Repeat every line of the data below word for word, with nothing changed.

## Begin Dataset records

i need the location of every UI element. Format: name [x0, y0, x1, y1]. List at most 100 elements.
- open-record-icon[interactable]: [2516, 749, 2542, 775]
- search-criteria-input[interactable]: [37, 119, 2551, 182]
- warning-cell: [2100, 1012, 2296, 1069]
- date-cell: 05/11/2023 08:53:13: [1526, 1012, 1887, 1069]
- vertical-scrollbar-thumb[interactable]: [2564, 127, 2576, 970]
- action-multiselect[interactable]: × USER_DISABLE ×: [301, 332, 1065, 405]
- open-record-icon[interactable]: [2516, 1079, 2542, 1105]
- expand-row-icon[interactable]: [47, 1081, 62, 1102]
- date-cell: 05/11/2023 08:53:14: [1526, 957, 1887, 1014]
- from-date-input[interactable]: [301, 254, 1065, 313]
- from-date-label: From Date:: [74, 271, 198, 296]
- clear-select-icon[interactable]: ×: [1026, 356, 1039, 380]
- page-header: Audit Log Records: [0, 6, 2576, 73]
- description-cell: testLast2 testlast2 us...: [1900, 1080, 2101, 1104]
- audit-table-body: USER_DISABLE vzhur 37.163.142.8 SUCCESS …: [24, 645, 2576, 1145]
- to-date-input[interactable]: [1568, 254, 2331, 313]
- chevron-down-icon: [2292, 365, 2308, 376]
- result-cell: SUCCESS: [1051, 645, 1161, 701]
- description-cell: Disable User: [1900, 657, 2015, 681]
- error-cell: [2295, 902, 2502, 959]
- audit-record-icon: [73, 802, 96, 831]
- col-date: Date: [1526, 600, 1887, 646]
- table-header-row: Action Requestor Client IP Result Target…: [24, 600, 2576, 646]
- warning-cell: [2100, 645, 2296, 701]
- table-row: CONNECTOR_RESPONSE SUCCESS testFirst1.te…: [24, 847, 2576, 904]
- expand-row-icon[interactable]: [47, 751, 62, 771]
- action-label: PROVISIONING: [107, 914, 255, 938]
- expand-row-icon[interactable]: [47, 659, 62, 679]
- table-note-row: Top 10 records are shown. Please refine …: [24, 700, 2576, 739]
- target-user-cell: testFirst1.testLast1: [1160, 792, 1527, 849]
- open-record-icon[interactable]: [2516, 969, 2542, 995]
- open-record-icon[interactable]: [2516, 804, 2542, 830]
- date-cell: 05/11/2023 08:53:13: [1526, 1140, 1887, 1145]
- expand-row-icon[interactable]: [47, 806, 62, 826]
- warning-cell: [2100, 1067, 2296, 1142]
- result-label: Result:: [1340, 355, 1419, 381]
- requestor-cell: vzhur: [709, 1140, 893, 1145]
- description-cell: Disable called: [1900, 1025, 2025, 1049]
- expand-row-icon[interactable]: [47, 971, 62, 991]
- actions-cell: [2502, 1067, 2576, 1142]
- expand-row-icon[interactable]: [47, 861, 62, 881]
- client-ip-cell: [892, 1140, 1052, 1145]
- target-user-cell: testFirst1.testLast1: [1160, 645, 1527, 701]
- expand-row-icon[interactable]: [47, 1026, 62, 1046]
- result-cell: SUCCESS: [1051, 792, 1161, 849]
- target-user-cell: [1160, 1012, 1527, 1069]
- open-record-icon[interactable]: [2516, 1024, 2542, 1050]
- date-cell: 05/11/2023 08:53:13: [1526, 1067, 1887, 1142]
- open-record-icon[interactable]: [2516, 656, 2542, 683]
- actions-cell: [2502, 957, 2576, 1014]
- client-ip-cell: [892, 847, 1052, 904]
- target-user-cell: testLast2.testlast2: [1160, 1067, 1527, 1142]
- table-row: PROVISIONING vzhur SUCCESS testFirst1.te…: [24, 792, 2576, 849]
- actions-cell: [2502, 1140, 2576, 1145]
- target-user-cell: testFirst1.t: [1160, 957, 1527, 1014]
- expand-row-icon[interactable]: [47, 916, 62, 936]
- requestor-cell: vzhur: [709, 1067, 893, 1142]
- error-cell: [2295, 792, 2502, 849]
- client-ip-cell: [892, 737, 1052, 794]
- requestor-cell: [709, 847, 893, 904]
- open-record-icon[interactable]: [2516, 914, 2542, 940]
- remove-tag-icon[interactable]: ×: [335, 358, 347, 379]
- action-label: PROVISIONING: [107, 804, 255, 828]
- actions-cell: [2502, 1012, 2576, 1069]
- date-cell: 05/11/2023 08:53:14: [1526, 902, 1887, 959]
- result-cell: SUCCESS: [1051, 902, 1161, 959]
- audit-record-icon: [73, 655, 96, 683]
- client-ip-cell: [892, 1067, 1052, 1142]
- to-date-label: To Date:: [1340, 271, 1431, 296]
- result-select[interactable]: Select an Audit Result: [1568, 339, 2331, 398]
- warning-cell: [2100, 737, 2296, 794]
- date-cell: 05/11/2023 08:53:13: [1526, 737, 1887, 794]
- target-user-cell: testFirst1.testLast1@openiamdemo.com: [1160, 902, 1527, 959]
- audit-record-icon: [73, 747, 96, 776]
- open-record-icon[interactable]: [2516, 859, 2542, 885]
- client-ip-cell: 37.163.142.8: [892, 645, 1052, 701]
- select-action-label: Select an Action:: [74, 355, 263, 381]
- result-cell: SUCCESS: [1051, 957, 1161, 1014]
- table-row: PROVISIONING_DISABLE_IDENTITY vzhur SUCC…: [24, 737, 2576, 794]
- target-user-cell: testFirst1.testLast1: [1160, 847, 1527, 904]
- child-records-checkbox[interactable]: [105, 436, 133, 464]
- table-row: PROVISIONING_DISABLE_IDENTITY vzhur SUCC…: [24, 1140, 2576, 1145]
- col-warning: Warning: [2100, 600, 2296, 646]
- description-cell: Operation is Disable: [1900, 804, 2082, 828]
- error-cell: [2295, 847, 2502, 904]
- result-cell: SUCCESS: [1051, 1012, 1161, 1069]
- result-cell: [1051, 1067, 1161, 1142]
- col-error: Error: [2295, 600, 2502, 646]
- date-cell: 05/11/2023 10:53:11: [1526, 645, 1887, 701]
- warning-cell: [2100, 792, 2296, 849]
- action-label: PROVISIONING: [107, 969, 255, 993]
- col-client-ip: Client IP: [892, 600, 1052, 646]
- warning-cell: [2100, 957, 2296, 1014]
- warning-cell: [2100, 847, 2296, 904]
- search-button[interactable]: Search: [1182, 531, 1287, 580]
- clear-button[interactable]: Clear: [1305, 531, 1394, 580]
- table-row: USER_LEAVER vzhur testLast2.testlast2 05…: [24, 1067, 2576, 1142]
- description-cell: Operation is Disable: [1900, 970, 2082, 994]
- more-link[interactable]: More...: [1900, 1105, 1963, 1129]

## End Dataset records

__Response__
i need the location of every UI element. Format: name [x0, y0, x1, y1]. List at most 100 elements.
- open-record-icon[interactable]: [2516, 749, 2542, 775]
- search-criteria-input[interactable]: [37, 119, 2551, 182]
- warning-cell: [2100, 1012, 2296, 1069]
- date-cell: 05/11/2023 08:53:13: [1526, 1012, 1887, 1069]
- vertical-scrollbar-thumb[interactable]: [2564, 127, 2576, 970]
- action-multiselect[interactable]: × USER_DISABLE ×: [301, 332, 1065, 405]
- open-record-icon[interactable]: [2516, 1079, 2542, 1105]
- expand-row-icon[interactable]: [47, 1081, 62, 1102]
- date-cell: 05/11/2023 08:53:14: [1526, 957, 1887, 1014]
- from-date-input[interactable]: [301, 254, 1065, 313]
- from-date-label: From Date:: [74, 271, 198, 296]
- clear-select-icon[interactable]: ×: [1026, 356, 1039, 380]
- page-header: Audit Log Records: [0, 6, 2576, 73]
- description-cell: testLast2 testlast2 us...: [1900, 1080, 2101, 1104]
- audit-table-body: USER_DISABLE vzhur 37.163.142.8 SUCCESS …: [24, 645, 2576, 1145]
- to-date-input[interactable]: [1568, 254, 2331, 313]
- chevron-down-icon: [2292, 365, 2308, 376]
- result-cell: SUCCESS: [1051, 645, 1161, 701]
- description-cell: Disable User: [1900, 657, 2015, 681]
- error-cell: [2295, 902, 2502, 959]
- audit-record-icon: [73, 802, 96, 831]
- col-date: Date: [1526, 600, 1887, 646]
- table-header-row: Action Requestor Client IP Result Target…: [24, 600, 2576, 646]
- warning-cell: [2100, 645, 2296, 701]
- table-row: CONNECTOR_RESPONSE SUCCESS testFirst1.te…: [24, 847, 2576, 904]
- expand-row-icon[interactable]: [47, 751, 62, 771]
- action-label: PROVISIONING: [107, 914, 255, 938]
- expand-row-icon[interactable]: [47, 659, 62, 679]
- table-note-row: Top 10 records are shown. Please refine …: [24, 700, 2576, 739]
- target-user-cell: testFirst1.testLast1: [1160, 792, 1527, 849]
- open-record-icon[interactable]: [2516, 969, 2542, 995]
- open-record-icon[interactable]: [2516, 804, 2542, 830]
- date-cell: 05/11/2023 08:53:13: [1526, 1140, 1887, 1145]
- expand-row-icon[interactable]: [47, 806, 62, 826]
- warning-cell: [2100, 1067, 2296, 1142]
- result-label: Result:: [1340, 355, 1419, 381]
- requestor-cell: vzhur: [709, 1140, 893, 1145]
- description-cell: Disable called: [1900, 1025, 2025, 1049]
- expand-row-icon[interactable]: [47, 971, 62, 991]
- actions-cell: [2502, 1067, 2576, 1142]
- expand-row-icon[interactable]: [47, 861, 62, 881]
- client-ip-cell: [892, 1140, 1052, 1145]
- target-user-cell: testFirst1.testLast1: [1160, 645, 1527, 701]
- expand-row-icon[interactable]: [47, 1026, 62, 1046]
- result-cell: SUCCESS: [1051, 792, 1161, 849]
- target-user-cell: [1160, 1012, 1527, 1069]
- open-record-icon[interactable]: [2516, 1024, 2542, 1050]
- date-cell: 05/11/2023 08:53:13: [1526, 1067, 1887, 1142]
- open-record-icon[interactable]: [2516, 656, 2542, 683]
- actions-cell: [2502, 957, 2576, 1014]
- client-ip-cell: [892, 847, 1052, 904]
- target-user-cell: testLast2.testlast2: [1160, 1067, 1527, 1142]
- table-row: PROVISIONING vzhur SUCCESS testFirst1.te…: [24, 792, 2576, 849]
- actions-cell: [2502, 1140, 2576, 1145]
- target-user-cell: testFirst1.t: [1160, 957, 1527, 1014]
- expand-row-icon[interactable]: [47, 916, 62, 936]
- requestor-cell: vzhur: [709, 1067, 893, 1142]
- error-cell: [2295, 792, 2502, 849]
- client-ip-cell: [892, 737, 1052, 794]
- requestor-cell: [709, 847, 893, 904]
- open-record-icon[interactable]: [2516, 914, 2542, 940]
- remove-tag-icon[interactable]: ×: [335, 358, 347, 379]
- action-label: PROVISIONING: [107, 804, 255, 828]
- actions-cell: [2502, 1012, 2576, 1069]
- date-cell: 05/11/2023 08:53:14: [1526, 902, 1887, 959]
- result-cell: SUCCESS: [1051, 902, 1161, 959]
- audit-record-icon: [73, 655, 96, 683]
- client-ip-cell: [892, 1067, 1052, 1142]
- to-date-label: To Date:: [1340, 271, 1431, 296]
- result-select[interactable]: Select an Audit Result: [1568, 339, 2331, 398]
- warning-cell: [2100, 737, 2296, 794]
- date-cell: 05/11/2023 08:53:13: [1526, 737, 1887, 794]
- target-user-cell: testFirst1.testLast1@openiamdemo.com: [1160, 902, 1527, 959]
- audit-record-icon: [73, 747, 96, 776]
- open-record-icon[interactable]: [2516, 859, 2542, 885]
- client-ip-cell: 37.163.142.8: [892, 645, 1052, 701]
- select-action-label: Select an Action:: [74, 355, 263, 381]
- result-cell: SUCCESS: [1051, 957, 1161, 1014]
- table-row: PROVISIONING_DISABLE_IDENTITY vzhur SUCC…: [24, 737, 2576, 794]
- target-user-cell: testFirst1.testLast1: [1160, 847, 1527, 904]
- child-records-checkbox[interactable]: [105, 436, 133, 464]
- table-row: PROVISIONING_DISABLE_IDENTITY vzhur SUCC…: [24, 1140, 2576, 1145]
- col-warning: Warning: [2100, 600, 2296, 646]
- description-cell: Operation is Disable: [1900, 804, 2082, 828]
- error-cell: [2295, 847, 2502, 904]
- result-cell: SUCCESS: [1051, 1012, 1161, 1069]
- result-cell: [1051, 1067, 1161, 1142]
- col-error: Error: [2295, 600, 2502, 646]
- date-cell: 05/11/2023 10:53:11: [1526, 645, 1887, 701]
- warning-cell: [2100, 792, 2296, 849]
- action-label: PROVISIONING: [107, 969, 255, 993]
- col-client-ip: Client IP: [892, 600, 1052, 646]
- warning-cell: [2100, 957, 2296, 1014]
- warning-cell: [2100, 847, 2296, 904]
- search-button[interactable]: Search: [1182, 531, 1287, 580]
- clear-button[interactable]: Clear: [1305, 531, 1394, 580]
- table-row: USER_LEAVER vzhur testLast2.testlast2 05…: [24, 1067, 2576, 1142]
- description-cell: Operation is Disable: [1900, 970, 2082, 994]
- more-link[interactable]: More...: [1900, 1105, 1963, 1129]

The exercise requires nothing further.